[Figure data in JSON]

====

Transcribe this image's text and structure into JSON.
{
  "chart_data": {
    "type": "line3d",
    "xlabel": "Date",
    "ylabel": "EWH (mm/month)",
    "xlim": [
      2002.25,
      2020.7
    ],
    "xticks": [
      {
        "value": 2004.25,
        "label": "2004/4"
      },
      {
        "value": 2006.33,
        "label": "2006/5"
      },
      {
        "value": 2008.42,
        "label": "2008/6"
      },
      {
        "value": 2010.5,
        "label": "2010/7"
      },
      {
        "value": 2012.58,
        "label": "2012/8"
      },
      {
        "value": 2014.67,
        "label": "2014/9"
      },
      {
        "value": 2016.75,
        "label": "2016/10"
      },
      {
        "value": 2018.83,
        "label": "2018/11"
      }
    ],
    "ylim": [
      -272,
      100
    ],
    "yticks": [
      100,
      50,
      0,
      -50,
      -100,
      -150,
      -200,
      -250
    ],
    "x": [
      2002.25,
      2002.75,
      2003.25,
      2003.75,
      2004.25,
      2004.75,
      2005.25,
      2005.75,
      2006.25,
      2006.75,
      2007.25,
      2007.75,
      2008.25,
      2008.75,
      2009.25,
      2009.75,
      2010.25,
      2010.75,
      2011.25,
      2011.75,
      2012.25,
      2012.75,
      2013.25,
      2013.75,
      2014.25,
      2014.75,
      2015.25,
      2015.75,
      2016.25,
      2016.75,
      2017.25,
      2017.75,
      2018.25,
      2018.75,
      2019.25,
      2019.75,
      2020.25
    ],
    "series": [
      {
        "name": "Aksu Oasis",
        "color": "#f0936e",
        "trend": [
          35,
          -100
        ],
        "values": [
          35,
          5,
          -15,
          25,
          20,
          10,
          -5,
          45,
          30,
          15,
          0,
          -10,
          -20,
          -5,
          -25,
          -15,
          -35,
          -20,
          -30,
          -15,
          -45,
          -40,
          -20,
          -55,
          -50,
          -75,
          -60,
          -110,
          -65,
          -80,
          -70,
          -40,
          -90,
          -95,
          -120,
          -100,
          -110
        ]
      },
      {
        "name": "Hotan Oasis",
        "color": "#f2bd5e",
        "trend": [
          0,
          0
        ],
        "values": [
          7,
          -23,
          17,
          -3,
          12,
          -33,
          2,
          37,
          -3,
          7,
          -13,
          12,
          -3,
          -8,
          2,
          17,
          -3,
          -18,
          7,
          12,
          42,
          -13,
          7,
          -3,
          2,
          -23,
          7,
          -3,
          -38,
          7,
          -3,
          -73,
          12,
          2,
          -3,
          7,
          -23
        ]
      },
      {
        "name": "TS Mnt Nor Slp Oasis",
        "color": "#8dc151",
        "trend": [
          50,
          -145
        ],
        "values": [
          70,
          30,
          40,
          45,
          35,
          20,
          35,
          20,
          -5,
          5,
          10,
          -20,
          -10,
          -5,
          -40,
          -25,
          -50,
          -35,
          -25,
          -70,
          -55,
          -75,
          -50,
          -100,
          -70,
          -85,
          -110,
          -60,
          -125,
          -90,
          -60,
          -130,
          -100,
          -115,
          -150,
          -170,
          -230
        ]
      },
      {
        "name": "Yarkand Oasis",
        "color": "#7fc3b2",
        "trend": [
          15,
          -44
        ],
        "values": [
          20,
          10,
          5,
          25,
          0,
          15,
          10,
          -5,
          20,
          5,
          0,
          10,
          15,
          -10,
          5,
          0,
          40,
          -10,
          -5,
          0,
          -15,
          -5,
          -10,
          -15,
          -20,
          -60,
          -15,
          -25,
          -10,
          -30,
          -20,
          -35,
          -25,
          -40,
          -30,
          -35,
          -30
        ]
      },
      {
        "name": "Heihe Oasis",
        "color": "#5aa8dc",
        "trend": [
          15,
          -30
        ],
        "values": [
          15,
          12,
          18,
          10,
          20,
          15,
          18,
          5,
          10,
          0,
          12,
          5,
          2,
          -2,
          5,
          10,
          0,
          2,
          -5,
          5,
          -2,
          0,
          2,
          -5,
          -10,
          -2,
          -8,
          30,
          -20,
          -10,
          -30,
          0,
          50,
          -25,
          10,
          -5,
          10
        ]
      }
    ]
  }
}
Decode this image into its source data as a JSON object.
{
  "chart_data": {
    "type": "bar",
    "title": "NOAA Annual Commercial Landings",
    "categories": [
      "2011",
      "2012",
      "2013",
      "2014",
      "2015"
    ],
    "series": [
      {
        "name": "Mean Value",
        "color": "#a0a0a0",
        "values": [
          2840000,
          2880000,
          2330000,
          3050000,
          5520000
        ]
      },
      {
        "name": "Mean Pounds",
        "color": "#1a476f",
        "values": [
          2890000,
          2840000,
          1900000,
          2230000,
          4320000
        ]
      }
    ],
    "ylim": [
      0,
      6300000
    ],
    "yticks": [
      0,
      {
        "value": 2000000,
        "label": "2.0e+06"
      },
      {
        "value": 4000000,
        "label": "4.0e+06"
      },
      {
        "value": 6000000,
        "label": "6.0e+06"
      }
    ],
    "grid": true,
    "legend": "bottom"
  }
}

====

REQUEST: Write out every entry again, keeping each line exactly the same.

RESULT:
Transcribe this image's text and structure into JSON.
{
  "chart_data": {
    "type": "line3d",
    "xlabel": "Date",
    "ylabel": "EWH (mm/month)",
    "xlim": [
      2002.25,
      2020.7
    ],
    "xticks": [
      {
        "value": 2004.25,
        "label": "2004/4"
      },
      {
        "value": 2006.33,
        "label": "2006/5"
      },
      {
        "value": 2008.42,
        "label": "2008/6"
      },
      {
        "value": 2010.5,
        "label": "2010/7"
      },
      {
        "value": 2012.58,
        "label": "2012/8"
      },
      {
        "value": 2014.67,
        "label": "2014/9"
      },
      {
        "value": 2016.75,
        "label": "2016/10"
      },
      {
        "value": 2018.83,
        "label": "2018/11"
      }
    ],
    "ylim": [
      -272,
      100
    ],
    "yticks": [
      100,
      50,
      0,
      -50,
      -100,
      -150,
      -200,
      -250
    ],
    "x": [
      2002.25,
      2002.75,
      2003.25,
      2003.75,
      2004.25,
      2004.75,
      2005.25,
      2005.75,
      2006.25,
      2006.75,
      2007.25,
      2007.75,
      2008.25,
      2008.75,
      2009.25,
      2009.75,
      2010.25,
      2010.75,
      2011.25,
      2011.75,
      2012.25,
      2012.75,
      2013.25,
      2013.75,
      2014.25,
      2014.75,
      2015.25,
      2015.75,
      2016.25,
      2016.75,
      2017.25,
      2017.75,
      2018.25,
      2018.75,
      2019.25,
      2019.75,
      2020.25
    ],
    "series": [
      {
        "name": "Aksu Oasis",
        "color": "#f0936e",
        "trend": [
          35,
          -100
        ],
        "values": [
          35,
          5,
          -15,
          25,
          20,
          10,
          -5,
          45,
          30,
          15,
          0,
          -10,
          -20,
          -5,
          -25,
          -15,
          -35,
          -20,
          -30,
          -15,
          -45,
          -40,
          -20,
          -55,
          -50,
          -75,
          -60,
          -110,
          -65,
          -80,
          -70,
          -40,
          -90,
          -95,
          -120,
          -100,
          -110
        ]
      },
      {
        "name": "Hotan Oasis",
        "color": "#f2bd5e",
        "trend": [
          0,
          0
        ],
        "values": [
          7,
          -23,
          17,
          -3,
          12,
          -33,
          2,
          37,
          -3,
          7,
          -13,
          12,
          -3,
          -8,
          2,
          17,
          -3,
          -18,
          7,
          12,
          42,
          -13,
          7,
          -3,
          2,
          -23,
          7,
          -3,
          -38,
          7,
          -3,
          -73,
          12,
          2,
          -3,
          7,
          -23
        ]
      },
      {
        "name": "TS Mnt Nor Slp Oasis",
        "color": "#8dc151",
        "trend": [
          50,
          -145
        ],
        "values": [
          70,
          30,
          40,
          45,
          35,
          20,
          35,
          20,
          -5,
          5,
          10,
          -20,
          -10,
          -5,
          -40,
          -25,
          -50,
          -35,
          -25,
          -70,
          -55,
          -75,
          -50,
          -100,
          -70,
          -85,
          -110,
          -60,
          -125,
          -90,
          -60,
          -130,
          -100,
          -115,
          -150,
          -170,
          -230
        ]
      },
      {
        "name": "Yarkand Oasis",
        "color": "#7fc3b2",
        "trend": [
          15,
          -44
        ],
        "values": [
          20,
          10,
          5,
          25,
          0,
          15,
          10,
          -5,
          20,
          5,
          0,
          10,
          15,
          -10,
          5,
          0,
          40,
          -10,
          -5,
          0,
          -15,
          -5,
          -10,
          -15,
          -20,
          -60,
          -15,
          -25,
          -10,
          -30,
          -20,
          -35,
          -25,
          -40,
          -30,
          -35,
          -30
        ]
      },
      {
        "name": "Heihe Oasis",
        "color": "#5aa8dc",
        "trend": [
          15,
          -30
        ],
        "values": [
          15,
          12,
          18,
          10,
          20,
          15,
          18,
          5,
          10,
          0,
          12,
          5,
          2,
          -2,
          5,
          10,
          0,
          2,
          -5,
          5,
          -2,
          0,
          2,
          -5,
          -10,
          -2,
          -8,
          30,
          -20,
          -10,
          -30,
          0,
          50,
          -25,
          10,
          -5,
          10
        ]
      }
    ]
  }
}
Decode this image into its source data as a JSON object.
{
  "chart_data": {
    "type": "bar",
    "title": "NOAA Annual Commercial Landings",
    "categories": [
      "2011",
      "2012",
      "2013",
      "2014",
      "2015"
    ],
    "series": [
      {
        "name": "Mean Value",
        "color": "#a0a0a0",
        "values": [
          2840000,
          2880000,
          2330000,
          3050000,
          5520000
        ]
      },
      {
        "name": "Mean Pounds",
        "color": "#1a476f",
        "values": [
          2890000,
          2840000,
          1900000,
          2230000,
          4320000
        ]
      }
    ],
    "ylim": [
      0,
      6300000
    ],
    "yticks": [
      0,
      {
        "value": 2000000,
        "label": "2.0e+06"
      },
      {
        "value": 4000000,
        "label": "4.0e+06"
      },
      {
        "value": 6000000,
        "label": "6.0e+06"
      }
    ],
    "grid": true,
    "legend": "bottom"
  }
}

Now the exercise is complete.